▶ [Written problem]
Can you copy out the data exactly? Leave the images out.

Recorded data
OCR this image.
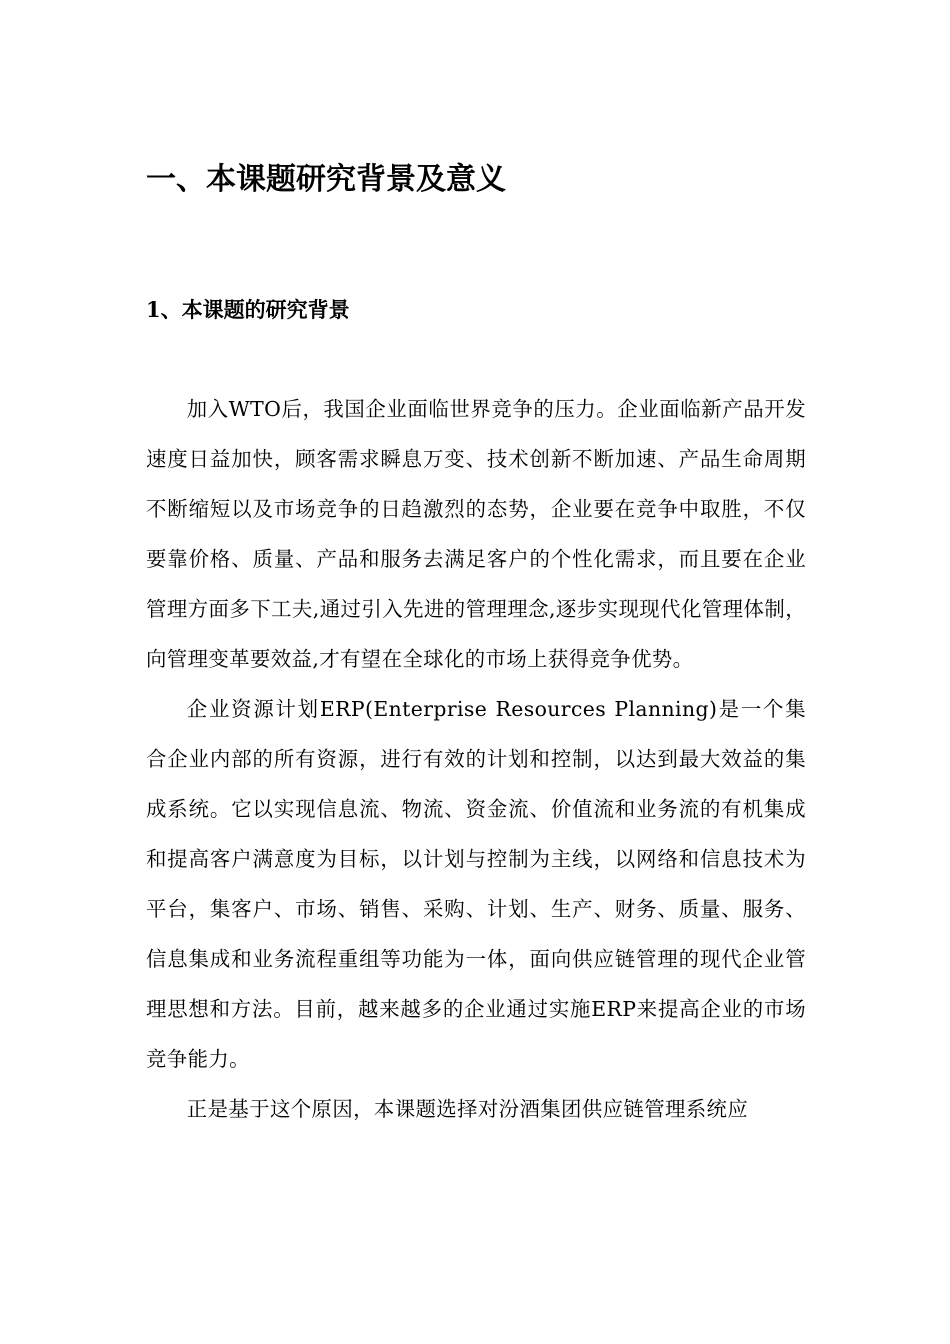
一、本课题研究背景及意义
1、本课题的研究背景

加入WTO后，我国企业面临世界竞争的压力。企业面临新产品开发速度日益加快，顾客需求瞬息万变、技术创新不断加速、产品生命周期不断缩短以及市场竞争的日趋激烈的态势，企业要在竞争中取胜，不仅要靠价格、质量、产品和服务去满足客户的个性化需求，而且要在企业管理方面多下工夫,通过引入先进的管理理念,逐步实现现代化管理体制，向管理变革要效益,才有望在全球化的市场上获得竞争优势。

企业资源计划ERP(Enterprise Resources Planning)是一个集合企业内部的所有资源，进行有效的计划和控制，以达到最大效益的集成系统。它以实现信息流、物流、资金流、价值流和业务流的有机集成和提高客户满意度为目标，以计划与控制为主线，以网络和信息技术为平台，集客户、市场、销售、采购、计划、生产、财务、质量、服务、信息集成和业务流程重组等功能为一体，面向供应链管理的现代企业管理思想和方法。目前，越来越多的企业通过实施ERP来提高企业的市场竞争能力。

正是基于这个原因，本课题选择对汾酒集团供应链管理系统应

▶ [Result of this task]
OCR this image.
一、本课题研究背景及意义
1、本课题的研究背景

加入WTO后，我国企业面临世界竞争的压力。企业面临新产品开发速度日益加快，顾客需求瞬息万变、技术创新不断加速、产品生命周期不断缩短以及市场竞争的日趋激烈的态势，企业要在竞争中取胜，不仅要靠价格、质量、产品和服务去满足客户的个性化需求，而且要在企业管理方面多下工夫,通过引入先进的管理理念,逐步实现现代化管理体制，向管理变革要效益,才有望在全球化的市场上获得竞争优势。

企业资源计划ERP(Enterprise Resources Planning)是一个集合企业内部的所有资源，进行有效的计划和控制，以达到最大效益的集成系统。它以实现信息流、物流、资金流、价值流和业务流的有机集成和提高客户满意度为目标，以计划与控制为主线，以网络和信息技术为平台，集客户、市场、销售、采购、计划、生产、财务、质量、服务、信息集成和业务流程重组等功能为一体，面向供应链管理的现代企业管理思想和方法。目前，越来越多的企业通过实施ERP来提高企业的市场竞争能力。

正是基于这个原因，本课题选择对汾酒集团供应链管理系统应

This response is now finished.